Filter the records for lines holding the string "image".

** begin MATERIAL TO PROCESS **

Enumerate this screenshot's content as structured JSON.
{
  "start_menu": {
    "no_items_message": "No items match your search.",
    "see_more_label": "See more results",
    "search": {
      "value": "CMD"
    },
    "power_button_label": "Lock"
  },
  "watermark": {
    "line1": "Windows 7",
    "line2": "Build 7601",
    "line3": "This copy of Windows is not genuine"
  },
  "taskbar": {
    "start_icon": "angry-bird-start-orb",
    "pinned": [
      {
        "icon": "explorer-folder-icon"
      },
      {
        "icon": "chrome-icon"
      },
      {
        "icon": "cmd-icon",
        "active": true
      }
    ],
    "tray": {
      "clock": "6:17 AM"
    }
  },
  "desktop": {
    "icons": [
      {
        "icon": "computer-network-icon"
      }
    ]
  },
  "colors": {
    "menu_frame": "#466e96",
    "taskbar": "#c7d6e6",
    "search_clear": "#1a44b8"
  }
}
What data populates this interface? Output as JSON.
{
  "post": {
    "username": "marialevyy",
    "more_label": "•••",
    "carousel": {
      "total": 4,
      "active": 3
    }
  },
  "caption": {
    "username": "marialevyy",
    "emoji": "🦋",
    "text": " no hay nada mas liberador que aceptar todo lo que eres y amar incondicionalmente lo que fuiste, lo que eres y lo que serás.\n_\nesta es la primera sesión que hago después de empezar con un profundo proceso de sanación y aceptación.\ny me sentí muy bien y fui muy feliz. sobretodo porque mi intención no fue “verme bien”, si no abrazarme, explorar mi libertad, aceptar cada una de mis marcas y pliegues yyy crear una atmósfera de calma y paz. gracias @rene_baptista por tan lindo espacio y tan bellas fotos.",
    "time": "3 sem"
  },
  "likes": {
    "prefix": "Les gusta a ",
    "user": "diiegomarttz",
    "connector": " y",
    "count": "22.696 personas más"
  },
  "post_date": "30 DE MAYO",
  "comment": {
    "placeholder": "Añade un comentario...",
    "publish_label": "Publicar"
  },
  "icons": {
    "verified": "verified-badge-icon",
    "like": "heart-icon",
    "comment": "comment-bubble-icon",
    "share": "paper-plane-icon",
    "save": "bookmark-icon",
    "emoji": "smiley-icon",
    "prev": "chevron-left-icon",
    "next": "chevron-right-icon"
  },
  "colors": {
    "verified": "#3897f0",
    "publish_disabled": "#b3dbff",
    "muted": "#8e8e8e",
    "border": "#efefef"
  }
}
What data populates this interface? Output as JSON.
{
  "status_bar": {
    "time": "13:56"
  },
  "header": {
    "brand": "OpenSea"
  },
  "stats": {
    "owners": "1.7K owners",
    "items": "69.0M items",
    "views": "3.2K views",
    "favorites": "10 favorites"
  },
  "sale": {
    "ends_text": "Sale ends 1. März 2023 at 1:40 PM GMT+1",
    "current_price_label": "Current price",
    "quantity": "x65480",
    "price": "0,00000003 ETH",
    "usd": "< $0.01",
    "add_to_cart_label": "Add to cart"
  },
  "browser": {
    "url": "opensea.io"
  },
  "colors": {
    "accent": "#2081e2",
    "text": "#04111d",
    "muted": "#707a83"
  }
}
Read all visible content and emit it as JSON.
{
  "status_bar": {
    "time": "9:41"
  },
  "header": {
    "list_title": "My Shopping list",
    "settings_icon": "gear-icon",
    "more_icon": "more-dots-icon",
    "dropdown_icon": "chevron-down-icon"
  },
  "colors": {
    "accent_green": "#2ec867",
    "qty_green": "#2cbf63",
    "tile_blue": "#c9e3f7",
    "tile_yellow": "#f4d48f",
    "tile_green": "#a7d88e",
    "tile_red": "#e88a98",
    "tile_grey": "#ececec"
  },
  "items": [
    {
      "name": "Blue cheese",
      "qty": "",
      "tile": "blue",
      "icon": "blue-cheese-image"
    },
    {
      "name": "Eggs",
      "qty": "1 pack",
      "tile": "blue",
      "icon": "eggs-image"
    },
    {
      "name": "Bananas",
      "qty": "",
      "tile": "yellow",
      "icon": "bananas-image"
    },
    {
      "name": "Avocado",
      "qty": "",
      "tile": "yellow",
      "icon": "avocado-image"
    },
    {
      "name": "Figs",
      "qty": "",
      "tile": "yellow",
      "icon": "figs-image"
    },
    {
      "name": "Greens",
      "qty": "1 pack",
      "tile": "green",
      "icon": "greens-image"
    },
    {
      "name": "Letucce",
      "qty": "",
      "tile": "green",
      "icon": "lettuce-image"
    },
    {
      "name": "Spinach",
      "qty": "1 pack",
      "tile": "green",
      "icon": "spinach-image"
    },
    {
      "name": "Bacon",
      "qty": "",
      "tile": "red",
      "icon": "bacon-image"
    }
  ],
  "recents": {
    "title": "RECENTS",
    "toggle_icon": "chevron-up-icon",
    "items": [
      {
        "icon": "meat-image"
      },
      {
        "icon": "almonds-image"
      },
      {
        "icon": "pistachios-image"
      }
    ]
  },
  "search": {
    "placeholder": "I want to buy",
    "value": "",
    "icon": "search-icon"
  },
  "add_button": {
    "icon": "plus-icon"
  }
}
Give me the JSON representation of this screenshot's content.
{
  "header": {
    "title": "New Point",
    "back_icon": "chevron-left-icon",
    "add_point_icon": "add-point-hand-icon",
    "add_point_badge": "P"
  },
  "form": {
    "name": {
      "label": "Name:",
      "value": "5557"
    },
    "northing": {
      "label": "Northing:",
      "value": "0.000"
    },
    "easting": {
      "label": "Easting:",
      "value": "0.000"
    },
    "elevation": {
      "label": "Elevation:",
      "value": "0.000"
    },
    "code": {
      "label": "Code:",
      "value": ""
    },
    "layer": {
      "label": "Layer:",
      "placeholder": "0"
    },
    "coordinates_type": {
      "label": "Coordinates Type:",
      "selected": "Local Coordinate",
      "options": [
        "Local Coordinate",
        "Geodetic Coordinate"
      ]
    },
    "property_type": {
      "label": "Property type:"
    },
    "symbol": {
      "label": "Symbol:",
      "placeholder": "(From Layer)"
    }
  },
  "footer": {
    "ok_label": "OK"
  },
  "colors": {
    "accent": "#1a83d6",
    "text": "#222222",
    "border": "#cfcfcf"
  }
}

** end MATERIAL TO PROCESS **

> _SOLUTION TO THE EXERCISE_:
      "icon": "blue-cheese-image"
      "icon": "eggs-image"
      "icon": "bananas-image"
      "icon": "avocado-image"
      "icon": "figs-image"
      "icon": "greens-image"
      "icon": "lettuce-image"
      "icon": "spinach-image"
      "icon": "bacon-image"
        "icon": "meat-image"
        "icon": "almonds-image"
        "icon": "pistachios-image"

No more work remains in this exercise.